**What to produce**
Lines with the word "mean" are the answer; copy each of them from the data below.

**Supplied material**
====================
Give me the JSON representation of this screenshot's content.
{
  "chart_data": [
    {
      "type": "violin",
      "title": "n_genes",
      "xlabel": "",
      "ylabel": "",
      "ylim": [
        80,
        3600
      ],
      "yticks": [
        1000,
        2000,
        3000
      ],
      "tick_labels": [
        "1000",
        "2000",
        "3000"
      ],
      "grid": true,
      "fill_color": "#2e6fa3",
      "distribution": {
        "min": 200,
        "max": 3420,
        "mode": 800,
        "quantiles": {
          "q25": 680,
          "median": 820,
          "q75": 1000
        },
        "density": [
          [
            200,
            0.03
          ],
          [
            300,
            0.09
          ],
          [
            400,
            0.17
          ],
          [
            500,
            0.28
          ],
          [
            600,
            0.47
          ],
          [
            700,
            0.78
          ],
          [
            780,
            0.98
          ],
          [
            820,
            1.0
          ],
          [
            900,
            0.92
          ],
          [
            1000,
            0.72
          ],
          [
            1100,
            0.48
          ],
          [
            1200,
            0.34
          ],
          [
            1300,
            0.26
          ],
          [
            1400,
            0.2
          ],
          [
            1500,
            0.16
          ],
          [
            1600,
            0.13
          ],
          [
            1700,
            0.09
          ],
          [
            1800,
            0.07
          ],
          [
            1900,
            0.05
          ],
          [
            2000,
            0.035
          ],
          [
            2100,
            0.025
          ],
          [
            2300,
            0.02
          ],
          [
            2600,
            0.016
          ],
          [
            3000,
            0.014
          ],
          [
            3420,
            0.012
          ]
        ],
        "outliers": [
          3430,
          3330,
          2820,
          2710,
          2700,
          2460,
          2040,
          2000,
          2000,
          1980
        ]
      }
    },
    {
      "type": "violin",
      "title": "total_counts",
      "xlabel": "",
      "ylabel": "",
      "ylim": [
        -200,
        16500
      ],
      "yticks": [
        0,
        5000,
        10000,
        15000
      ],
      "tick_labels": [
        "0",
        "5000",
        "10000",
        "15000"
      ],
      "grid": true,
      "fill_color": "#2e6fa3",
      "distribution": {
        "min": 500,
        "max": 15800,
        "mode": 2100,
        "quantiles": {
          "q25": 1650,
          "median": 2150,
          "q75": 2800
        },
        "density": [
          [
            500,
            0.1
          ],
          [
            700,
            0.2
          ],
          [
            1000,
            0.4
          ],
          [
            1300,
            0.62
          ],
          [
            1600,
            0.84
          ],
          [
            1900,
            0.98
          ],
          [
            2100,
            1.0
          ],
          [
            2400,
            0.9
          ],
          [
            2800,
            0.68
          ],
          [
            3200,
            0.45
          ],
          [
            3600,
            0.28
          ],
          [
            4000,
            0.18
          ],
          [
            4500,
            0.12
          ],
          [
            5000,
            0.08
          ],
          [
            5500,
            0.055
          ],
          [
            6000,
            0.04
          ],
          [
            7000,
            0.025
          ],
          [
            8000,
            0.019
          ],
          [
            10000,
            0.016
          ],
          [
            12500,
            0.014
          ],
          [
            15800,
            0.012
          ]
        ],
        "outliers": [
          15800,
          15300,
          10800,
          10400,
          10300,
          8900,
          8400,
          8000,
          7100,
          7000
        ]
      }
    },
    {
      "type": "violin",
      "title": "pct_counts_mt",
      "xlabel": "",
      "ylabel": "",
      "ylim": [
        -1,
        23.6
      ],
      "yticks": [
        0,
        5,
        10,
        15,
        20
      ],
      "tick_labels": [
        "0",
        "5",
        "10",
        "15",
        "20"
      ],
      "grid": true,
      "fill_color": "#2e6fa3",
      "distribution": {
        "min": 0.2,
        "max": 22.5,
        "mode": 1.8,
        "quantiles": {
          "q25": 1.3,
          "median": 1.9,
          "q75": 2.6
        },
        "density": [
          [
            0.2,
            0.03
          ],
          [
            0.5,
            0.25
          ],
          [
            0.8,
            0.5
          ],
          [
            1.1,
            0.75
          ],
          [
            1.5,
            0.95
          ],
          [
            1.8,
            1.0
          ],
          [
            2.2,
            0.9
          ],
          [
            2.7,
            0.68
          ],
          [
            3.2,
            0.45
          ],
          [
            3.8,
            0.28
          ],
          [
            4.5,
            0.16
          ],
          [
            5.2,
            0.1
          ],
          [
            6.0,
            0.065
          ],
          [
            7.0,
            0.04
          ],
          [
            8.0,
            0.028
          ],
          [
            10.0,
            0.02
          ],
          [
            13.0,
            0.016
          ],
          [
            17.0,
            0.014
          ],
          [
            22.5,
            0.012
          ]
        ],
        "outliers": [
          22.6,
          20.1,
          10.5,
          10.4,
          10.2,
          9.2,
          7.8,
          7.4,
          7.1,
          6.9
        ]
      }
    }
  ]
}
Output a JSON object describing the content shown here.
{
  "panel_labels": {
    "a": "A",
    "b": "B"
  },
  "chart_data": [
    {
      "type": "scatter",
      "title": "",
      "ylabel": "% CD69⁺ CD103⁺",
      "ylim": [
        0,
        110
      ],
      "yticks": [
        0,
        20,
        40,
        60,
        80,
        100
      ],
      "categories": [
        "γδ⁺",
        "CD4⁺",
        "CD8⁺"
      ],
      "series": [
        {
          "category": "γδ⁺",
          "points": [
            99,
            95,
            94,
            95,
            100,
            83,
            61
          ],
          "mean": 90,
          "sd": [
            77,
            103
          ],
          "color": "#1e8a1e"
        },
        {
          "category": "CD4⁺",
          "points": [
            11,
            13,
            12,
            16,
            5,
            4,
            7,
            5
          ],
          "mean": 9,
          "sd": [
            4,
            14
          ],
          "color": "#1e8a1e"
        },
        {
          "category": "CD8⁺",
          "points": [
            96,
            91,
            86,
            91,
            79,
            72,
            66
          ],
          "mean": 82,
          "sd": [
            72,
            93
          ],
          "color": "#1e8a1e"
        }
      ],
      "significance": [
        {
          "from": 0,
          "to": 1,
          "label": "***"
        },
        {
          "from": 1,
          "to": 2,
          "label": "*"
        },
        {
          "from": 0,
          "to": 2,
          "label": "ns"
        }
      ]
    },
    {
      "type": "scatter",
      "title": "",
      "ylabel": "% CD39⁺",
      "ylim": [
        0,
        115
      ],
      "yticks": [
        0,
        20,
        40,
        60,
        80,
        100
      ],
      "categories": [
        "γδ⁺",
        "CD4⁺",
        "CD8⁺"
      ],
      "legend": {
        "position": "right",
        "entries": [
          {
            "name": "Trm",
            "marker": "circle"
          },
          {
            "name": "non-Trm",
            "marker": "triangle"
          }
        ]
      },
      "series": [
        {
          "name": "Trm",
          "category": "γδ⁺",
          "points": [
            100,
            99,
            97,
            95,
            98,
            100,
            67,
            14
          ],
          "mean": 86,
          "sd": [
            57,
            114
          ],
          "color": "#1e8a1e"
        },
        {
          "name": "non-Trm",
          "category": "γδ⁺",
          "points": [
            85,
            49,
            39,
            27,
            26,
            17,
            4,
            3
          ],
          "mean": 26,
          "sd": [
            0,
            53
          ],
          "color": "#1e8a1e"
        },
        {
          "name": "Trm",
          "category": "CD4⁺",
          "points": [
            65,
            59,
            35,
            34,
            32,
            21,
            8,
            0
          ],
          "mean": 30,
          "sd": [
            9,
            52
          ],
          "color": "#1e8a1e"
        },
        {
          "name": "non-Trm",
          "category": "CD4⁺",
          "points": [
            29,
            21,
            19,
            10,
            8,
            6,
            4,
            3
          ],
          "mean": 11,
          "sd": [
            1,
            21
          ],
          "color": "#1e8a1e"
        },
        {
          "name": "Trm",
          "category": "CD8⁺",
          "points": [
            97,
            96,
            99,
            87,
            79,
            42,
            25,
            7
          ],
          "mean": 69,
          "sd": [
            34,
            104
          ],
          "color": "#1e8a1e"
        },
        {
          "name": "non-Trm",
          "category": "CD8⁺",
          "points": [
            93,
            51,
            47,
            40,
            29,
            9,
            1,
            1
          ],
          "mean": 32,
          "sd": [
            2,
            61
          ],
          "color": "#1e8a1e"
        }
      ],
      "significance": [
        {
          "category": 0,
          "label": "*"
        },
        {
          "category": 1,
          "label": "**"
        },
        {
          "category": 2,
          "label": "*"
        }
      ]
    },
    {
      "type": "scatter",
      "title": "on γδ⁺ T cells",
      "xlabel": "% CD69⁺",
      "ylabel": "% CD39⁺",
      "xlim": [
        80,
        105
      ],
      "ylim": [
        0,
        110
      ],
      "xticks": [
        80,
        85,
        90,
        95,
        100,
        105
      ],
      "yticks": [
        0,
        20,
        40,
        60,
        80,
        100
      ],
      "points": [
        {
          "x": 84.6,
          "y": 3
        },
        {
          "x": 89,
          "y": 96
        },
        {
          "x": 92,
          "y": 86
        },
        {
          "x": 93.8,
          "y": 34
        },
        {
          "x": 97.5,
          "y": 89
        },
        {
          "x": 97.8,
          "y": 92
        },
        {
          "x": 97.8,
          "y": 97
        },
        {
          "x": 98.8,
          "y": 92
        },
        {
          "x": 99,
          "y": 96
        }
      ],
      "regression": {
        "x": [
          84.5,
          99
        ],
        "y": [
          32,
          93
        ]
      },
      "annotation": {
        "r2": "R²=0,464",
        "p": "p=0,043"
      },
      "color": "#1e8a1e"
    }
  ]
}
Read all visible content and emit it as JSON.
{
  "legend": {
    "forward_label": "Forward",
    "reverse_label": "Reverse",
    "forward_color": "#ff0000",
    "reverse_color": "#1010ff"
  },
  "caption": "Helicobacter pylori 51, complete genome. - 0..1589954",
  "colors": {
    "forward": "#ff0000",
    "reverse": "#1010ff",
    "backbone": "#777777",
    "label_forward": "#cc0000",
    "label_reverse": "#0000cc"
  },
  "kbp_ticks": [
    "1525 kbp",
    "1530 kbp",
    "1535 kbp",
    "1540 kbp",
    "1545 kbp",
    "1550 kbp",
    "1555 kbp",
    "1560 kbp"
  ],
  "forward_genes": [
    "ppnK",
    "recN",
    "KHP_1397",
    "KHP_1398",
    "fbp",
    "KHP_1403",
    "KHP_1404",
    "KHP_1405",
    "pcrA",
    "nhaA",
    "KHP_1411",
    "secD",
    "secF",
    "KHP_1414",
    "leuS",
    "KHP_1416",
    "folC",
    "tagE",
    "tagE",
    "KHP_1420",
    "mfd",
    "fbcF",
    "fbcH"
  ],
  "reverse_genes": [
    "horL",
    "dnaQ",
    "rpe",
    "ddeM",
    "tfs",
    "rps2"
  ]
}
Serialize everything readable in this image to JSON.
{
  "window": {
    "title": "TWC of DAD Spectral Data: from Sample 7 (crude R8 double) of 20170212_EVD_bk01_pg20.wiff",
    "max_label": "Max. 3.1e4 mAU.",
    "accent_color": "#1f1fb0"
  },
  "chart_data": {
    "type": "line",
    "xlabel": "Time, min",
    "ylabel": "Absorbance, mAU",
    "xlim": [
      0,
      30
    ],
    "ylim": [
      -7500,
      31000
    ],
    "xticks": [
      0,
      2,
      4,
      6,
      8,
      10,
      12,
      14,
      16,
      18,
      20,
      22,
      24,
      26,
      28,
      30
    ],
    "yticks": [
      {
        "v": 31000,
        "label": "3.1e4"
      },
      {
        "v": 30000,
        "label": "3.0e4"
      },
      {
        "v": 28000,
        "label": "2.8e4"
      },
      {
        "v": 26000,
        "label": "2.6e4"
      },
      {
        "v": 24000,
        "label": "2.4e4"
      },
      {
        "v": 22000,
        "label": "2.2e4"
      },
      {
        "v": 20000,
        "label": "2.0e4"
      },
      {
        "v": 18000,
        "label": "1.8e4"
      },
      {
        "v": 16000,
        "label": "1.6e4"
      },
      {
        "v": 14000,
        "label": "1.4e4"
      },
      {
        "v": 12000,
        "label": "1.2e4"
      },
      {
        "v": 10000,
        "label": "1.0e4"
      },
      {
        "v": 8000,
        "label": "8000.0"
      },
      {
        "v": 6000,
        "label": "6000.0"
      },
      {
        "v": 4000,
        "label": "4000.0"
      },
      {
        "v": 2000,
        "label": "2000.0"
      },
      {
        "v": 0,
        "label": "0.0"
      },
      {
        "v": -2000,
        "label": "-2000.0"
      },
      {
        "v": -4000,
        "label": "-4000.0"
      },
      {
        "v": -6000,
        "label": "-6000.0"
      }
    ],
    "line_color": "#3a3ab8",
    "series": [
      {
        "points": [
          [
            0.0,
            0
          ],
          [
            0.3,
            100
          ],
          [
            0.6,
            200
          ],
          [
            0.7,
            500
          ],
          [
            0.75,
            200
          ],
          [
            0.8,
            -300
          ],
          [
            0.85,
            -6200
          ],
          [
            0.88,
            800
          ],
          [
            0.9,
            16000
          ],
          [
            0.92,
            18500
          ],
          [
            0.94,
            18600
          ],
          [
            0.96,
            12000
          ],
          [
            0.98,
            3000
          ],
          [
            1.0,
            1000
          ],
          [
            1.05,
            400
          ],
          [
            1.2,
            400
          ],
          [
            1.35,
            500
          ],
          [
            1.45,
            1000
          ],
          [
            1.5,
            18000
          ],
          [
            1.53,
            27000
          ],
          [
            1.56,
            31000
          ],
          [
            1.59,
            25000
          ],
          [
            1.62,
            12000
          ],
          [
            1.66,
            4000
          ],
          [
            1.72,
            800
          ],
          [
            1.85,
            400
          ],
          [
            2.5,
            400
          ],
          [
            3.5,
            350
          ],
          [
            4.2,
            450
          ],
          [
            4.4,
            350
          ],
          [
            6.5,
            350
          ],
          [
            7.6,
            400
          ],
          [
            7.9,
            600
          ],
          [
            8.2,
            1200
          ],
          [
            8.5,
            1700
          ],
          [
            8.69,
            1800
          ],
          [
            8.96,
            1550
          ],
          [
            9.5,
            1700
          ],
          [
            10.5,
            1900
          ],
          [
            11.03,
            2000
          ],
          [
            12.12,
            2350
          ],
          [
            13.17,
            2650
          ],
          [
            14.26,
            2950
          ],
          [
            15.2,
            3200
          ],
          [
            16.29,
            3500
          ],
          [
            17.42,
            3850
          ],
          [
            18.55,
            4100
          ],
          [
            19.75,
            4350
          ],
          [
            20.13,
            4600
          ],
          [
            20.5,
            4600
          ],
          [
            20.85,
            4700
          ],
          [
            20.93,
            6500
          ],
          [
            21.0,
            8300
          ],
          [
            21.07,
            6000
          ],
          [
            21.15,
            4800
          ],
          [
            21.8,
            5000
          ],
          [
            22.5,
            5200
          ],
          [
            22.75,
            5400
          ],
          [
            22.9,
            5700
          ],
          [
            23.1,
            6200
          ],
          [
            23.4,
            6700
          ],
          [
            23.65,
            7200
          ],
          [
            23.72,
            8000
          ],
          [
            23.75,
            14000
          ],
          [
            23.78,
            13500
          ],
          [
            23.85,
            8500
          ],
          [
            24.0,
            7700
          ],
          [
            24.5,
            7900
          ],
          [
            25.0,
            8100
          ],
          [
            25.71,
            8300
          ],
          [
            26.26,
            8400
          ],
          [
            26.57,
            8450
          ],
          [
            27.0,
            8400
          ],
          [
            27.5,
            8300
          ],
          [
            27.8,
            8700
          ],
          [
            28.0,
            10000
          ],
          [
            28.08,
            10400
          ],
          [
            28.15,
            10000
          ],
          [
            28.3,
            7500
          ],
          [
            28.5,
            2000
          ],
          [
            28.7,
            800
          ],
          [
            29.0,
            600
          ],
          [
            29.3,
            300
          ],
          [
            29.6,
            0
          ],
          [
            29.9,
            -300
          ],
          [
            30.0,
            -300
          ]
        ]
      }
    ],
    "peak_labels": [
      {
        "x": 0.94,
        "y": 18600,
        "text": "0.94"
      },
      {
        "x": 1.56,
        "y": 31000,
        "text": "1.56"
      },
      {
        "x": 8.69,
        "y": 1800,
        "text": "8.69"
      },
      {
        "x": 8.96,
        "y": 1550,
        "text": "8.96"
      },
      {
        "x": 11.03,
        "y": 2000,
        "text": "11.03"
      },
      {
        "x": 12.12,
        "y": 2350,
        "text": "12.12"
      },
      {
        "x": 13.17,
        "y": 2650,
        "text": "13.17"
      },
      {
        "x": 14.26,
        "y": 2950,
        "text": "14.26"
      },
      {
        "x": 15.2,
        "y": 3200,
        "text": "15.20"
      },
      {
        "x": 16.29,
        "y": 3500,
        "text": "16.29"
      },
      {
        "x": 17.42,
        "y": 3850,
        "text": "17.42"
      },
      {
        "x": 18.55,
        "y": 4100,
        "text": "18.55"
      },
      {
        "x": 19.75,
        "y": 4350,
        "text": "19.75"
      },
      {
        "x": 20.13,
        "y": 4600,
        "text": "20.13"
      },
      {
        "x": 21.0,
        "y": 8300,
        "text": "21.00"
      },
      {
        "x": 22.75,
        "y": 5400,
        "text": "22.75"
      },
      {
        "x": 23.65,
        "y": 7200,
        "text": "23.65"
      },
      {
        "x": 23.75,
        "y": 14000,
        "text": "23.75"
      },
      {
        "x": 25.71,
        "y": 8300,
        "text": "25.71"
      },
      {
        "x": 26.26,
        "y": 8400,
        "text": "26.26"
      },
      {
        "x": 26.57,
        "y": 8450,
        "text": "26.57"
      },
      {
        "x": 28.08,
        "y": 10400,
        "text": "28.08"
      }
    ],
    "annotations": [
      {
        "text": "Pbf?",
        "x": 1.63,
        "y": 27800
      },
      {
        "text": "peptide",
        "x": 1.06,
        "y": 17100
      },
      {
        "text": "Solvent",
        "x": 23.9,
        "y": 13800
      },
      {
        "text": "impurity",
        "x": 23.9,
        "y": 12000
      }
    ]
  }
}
====================
**Task solution**
          "mean": 90,
          "mean": 9,
          "mean": 82,
          "mean": 86,
          "mean": 26,
          "mean": 30,
          "mean": 11,
          "mean": 69,
          "mean": 32,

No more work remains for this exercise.